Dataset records

···

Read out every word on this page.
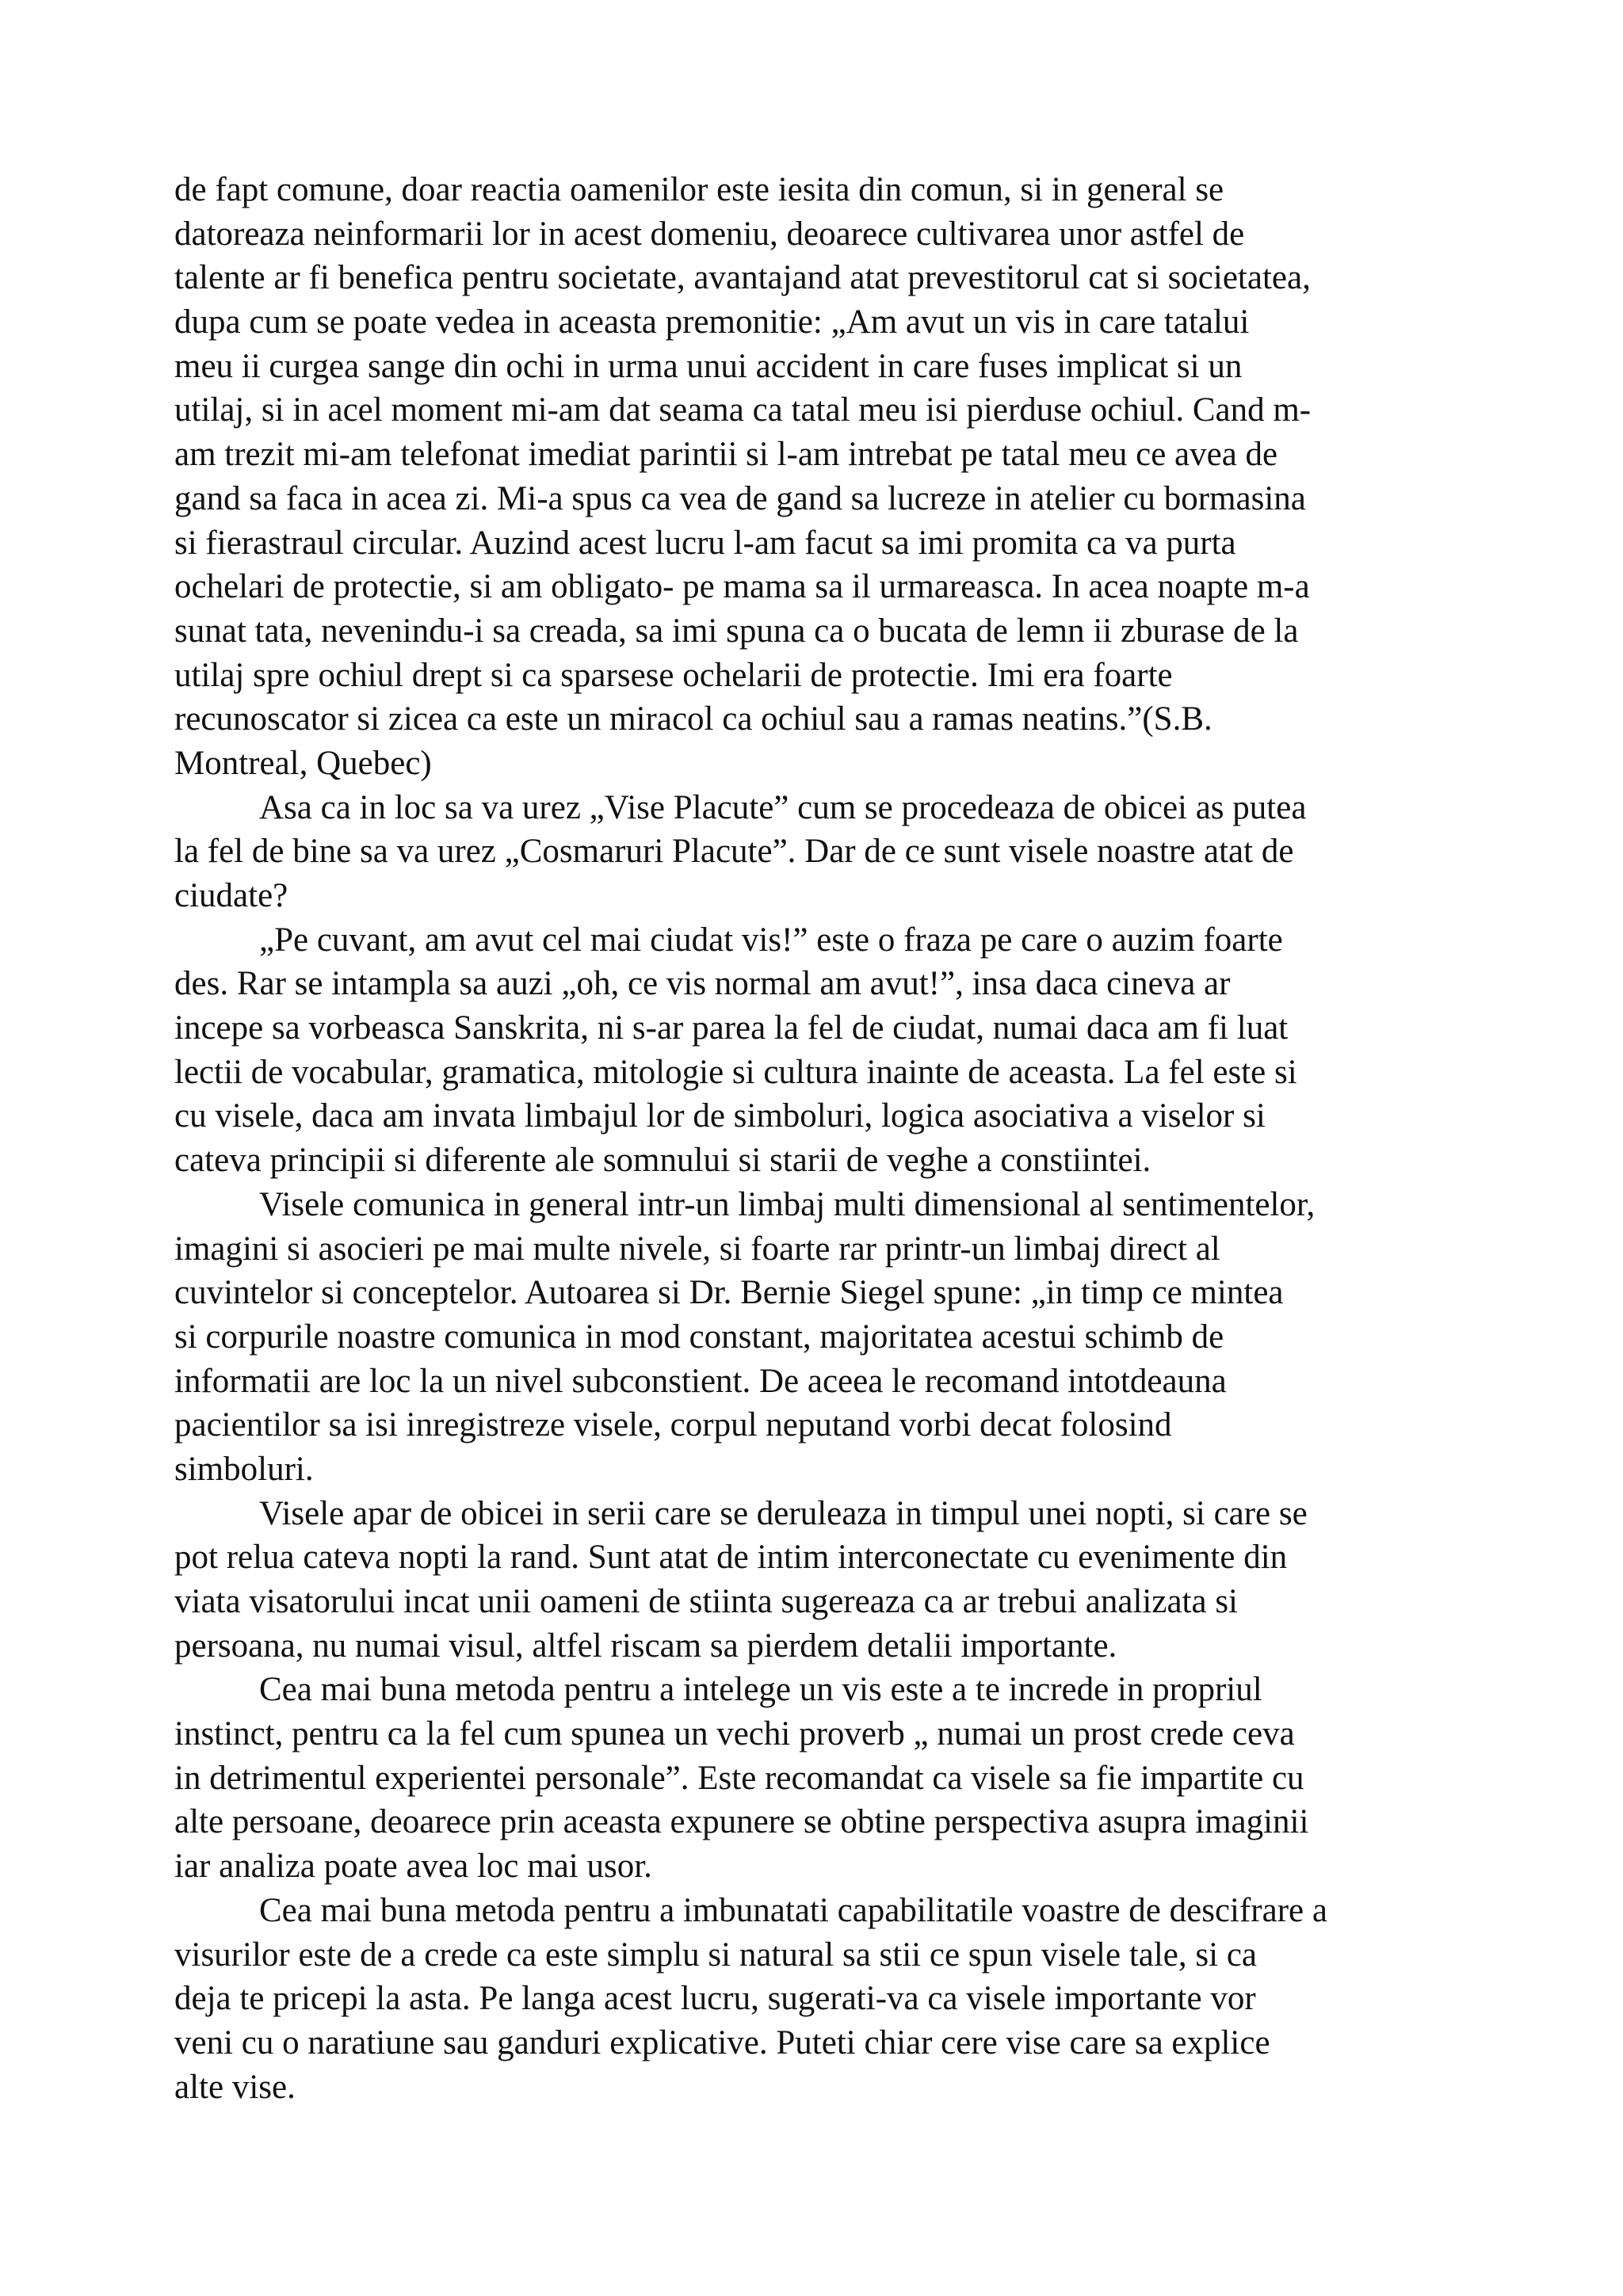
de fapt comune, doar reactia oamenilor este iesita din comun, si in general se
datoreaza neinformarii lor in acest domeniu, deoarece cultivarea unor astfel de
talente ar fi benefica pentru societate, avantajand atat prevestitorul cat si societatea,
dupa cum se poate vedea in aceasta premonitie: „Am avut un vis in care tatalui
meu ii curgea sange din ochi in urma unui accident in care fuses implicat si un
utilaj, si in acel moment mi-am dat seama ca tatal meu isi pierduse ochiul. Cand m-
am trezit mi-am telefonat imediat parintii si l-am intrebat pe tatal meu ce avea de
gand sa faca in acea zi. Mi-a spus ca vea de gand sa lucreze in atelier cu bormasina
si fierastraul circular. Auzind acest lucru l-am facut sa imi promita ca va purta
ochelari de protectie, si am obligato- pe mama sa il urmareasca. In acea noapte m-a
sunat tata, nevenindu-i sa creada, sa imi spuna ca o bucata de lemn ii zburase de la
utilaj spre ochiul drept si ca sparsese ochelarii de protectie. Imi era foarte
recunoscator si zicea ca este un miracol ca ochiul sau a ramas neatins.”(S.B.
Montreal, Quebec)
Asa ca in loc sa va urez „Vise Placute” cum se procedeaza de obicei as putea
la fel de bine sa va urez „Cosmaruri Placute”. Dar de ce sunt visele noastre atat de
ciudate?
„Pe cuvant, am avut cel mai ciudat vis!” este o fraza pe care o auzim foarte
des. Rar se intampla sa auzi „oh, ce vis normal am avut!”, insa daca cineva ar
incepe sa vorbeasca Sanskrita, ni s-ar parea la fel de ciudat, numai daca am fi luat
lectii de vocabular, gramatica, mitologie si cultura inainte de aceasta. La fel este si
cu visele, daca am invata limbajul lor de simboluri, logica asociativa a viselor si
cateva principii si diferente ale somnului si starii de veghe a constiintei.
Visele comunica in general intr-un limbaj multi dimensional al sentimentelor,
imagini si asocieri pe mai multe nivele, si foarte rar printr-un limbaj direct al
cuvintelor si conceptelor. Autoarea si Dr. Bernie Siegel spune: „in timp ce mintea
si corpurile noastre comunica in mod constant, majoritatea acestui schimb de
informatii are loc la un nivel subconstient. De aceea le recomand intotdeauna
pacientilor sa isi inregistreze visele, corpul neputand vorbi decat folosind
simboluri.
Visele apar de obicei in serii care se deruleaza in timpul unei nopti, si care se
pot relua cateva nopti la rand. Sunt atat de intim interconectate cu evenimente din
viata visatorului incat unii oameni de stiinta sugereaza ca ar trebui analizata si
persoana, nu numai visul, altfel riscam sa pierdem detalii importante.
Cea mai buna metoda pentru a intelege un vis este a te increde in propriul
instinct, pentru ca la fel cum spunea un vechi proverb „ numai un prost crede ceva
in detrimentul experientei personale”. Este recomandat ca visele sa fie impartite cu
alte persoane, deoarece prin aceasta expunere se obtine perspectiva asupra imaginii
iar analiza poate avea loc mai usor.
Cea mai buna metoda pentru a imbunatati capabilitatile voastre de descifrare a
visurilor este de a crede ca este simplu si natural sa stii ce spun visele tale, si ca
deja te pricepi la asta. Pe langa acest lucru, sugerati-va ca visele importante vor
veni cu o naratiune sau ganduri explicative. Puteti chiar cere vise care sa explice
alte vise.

···

▶ [Your task] List every line above that contains the word "metoda".

▶ [Answer to this exercise]
Cea mai buna metoda pentru a intelege un vis este a te increde in propriul
Cea mai buna metoda pentru a imbunatati capabilitatile voastre de descifrare a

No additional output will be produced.